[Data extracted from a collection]
========

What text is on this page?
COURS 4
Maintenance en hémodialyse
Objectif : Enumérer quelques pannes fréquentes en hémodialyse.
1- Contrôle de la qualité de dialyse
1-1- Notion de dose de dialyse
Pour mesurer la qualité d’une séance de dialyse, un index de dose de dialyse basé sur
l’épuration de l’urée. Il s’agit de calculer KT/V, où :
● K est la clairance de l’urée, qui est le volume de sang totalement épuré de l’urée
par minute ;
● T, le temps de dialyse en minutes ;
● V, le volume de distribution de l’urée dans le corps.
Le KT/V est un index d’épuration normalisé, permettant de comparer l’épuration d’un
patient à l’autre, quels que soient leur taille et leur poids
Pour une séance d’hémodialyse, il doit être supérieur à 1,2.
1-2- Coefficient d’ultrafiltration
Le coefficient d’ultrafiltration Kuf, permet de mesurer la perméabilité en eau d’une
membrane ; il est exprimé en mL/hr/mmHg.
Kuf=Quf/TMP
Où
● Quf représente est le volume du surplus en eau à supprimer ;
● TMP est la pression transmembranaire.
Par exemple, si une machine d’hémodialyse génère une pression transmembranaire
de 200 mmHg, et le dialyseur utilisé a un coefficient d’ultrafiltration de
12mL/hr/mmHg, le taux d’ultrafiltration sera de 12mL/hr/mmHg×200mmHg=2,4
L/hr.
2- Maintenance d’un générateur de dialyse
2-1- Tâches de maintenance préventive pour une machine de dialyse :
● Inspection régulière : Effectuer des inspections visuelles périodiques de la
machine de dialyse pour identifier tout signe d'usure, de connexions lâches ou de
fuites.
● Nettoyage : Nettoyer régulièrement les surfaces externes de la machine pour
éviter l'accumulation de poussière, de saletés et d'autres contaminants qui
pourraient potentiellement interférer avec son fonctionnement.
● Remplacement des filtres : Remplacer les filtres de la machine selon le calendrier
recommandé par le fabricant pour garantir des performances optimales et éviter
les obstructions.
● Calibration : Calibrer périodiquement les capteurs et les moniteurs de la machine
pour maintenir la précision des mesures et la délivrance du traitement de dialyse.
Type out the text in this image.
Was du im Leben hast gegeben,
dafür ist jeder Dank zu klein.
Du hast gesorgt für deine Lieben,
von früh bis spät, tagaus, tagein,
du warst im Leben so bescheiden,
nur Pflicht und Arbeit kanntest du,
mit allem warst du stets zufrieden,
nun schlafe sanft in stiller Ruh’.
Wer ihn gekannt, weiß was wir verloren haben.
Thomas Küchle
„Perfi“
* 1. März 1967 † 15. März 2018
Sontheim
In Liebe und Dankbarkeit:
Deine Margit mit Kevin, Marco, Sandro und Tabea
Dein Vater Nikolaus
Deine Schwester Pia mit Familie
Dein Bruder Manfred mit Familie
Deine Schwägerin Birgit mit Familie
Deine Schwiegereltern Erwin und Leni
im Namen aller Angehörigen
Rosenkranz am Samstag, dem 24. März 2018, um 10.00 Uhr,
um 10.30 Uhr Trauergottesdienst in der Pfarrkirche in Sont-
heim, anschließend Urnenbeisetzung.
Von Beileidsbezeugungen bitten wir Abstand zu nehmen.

========

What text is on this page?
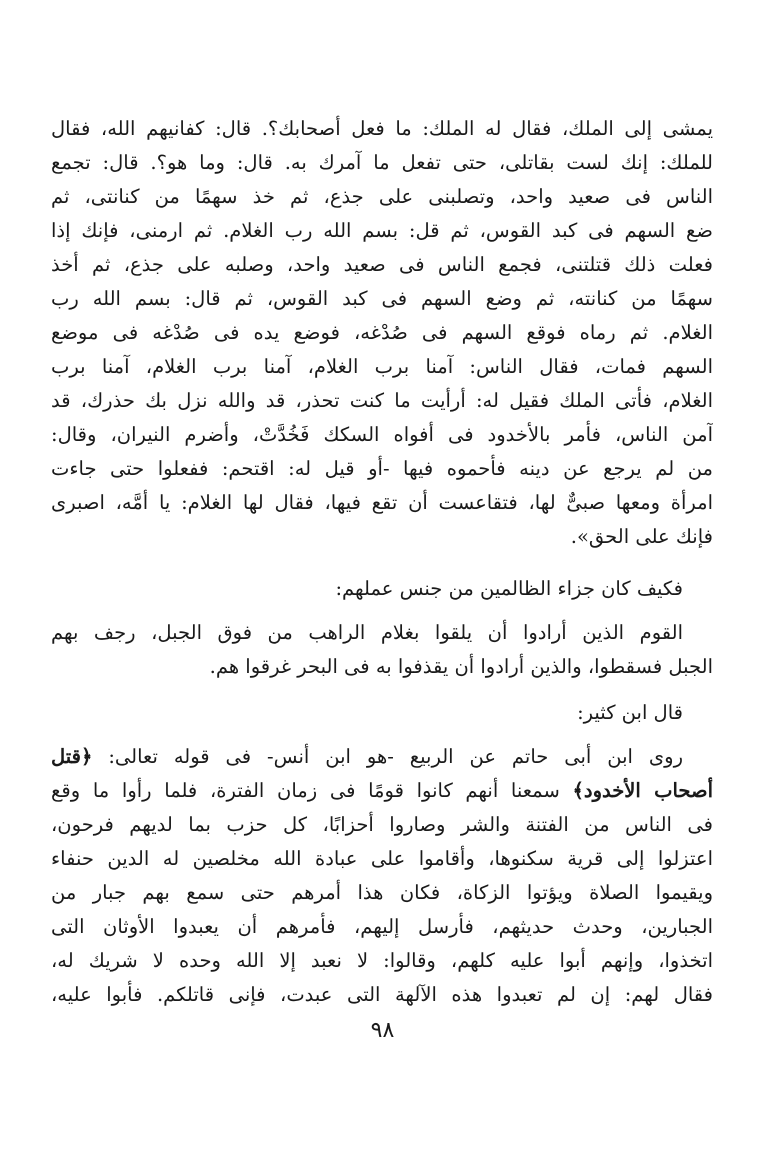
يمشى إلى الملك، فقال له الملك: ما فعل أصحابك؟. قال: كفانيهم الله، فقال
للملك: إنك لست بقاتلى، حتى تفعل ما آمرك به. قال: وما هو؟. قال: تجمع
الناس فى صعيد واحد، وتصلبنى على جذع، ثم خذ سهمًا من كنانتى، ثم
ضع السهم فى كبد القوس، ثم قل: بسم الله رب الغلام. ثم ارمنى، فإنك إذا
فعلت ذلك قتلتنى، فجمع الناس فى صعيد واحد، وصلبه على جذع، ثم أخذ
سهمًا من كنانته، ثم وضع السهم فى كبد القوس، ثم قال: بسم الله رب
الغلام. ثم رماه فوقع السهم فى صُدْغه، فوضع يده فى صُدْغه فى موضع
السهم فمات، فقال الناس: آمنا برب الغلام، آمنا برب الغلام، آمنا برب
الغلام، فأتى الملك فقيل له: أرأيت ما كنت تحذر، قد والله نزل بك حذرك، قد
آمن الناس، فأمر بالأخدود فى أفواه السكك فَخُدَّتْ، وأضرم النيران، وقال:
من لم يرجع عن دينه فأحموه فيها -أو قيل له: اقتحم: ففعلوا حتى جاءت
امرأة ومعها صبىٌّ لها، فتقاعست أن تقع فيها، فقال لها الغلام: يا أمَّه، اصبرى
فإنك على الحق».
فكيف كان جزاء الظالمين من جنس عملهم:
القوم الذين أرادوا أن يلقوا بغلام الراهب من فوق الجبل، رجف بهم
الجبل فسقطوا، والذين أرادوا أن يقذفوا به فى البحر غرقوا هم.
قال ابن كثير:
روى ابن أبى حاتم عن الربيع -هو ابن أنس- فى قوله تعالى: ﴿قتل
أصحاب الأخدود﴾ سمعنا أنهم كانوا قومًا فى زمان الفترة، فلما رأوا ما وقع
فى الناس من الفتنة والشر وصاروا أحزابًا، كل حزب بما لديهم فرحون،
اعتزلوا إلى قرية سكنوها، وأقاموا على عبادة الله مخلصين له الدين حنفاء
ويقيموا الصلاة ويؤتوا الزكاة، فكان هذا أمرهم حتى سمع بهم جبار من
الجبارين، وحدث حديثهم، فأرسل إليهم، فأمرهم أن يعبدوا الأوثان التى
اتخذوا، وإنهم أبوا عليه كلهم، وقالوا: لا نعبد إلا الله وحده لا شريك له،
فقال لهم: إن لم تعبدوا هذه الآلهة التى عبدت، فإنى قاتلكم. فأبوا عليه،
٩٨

========

Objective: Which lines hold the string "épuration"? Copy all of them from the data above.

The answer:
l’épuration de l’urée. Il s’agit de calculer KT/V, où :
Le KT/V est un index d’épuration normalisé, permettant de comparer l’épuration d’un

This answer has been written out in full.